**What you will do:** How many lines in the listing below include the word "Meets"? Answer with the number and nothing else.

__________

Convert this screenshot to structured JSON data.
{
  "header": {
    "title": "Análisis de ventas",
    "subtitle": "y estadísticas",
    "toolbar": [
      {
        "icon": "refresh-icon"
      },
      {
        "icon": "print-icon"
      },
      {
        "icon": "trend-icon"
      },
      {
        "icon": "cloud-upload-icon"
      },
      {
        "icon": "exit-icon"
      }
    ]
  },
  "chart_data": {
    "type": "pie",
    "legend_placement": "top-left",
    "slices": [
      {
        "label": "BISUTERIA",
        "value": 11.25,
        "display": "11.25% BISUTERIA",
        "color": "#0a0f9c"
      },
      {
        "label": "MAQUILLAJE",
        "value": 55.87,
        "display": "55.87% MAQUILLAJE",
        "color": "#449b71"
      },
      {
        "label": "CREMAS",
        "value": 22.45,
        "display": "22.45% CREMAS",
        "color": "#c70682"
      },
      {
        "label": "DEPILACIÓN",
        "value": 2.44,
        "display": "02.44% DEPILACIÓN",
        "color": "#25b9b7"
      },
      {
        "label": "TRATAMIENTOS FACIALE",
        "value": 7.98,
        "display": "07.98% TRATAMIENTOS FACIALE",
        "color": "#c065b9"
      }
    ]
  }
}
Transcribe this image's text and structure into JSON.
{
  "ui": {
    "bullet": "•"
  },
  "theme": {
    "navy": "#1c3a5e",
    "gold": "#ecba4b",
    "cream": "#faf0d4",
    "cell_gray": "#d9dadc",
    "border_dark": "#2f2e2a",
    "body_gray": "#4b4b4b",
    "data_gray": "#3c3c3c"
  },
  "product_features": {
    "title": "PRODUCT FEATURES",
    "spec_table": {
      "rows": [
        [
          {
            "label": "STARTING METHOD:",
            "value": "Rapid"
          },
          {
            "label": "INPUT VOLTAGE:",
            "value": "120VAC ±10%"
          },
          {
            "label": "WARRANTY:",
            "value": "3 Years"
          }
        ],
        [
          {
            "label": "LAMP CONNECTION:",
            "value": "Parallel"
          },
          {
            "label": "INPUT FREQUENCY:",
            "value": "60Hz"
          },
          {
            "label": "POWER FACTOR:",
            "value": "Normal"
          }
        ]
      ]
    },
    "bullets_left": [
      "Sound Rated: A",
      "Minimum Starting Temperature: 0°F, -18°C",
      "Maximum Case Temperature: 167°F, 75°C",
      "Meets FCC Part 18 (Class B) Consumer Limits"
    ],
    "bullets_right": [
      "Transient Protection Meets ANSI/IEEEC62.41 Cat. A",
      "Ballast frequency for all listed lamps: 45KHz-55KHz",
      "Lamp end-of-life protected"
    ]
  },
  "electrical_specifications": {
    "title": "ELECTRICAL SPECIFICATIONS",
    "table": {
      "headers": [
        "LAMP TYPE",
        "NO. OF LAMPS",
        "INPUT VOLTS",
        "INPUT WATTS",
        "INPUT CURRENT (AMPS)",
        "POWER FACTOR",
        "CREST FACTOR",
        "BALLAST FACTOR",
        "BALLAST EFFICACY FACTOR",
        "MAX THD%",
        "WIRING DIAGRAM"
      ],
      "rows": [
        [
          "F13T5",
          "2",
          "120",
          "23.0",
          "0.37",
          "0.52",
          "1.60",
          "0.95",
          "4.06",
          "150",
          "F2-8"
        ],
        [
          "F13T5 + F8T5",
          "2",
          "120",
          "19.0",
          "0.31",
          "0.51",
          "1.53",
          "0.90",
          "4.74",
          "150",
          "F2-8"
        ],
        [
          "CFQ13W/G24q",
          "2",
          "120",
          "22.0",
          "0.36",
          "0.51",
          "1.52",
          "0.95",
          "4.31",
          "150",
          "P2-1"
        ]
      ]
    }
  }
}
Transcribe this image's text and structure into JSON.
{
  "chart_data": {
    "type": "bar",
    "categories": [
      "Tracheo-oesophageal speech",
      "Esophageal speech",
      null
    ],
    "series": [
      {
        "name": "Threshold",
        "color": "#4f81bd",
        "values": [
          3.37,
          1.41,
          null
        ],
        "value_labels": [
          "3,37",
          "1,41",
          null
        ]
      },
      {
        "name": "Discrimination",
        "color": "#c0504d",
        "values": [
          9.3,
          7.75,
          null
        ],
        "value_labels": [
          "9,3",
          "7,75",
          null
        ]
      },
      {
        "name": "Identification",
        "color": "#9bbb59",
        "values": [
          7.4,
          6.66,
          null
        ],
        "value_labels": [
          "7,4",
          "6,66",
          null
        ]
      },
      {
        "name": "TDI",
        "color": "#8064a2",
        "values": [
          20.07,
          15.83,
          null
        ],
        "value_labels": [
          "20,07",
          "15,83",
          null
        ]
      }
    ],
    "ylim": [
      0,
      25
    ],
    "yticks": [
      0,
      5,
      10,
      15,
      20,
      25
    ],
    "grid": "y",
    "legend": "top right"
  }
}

__________

**Exercise result:** 2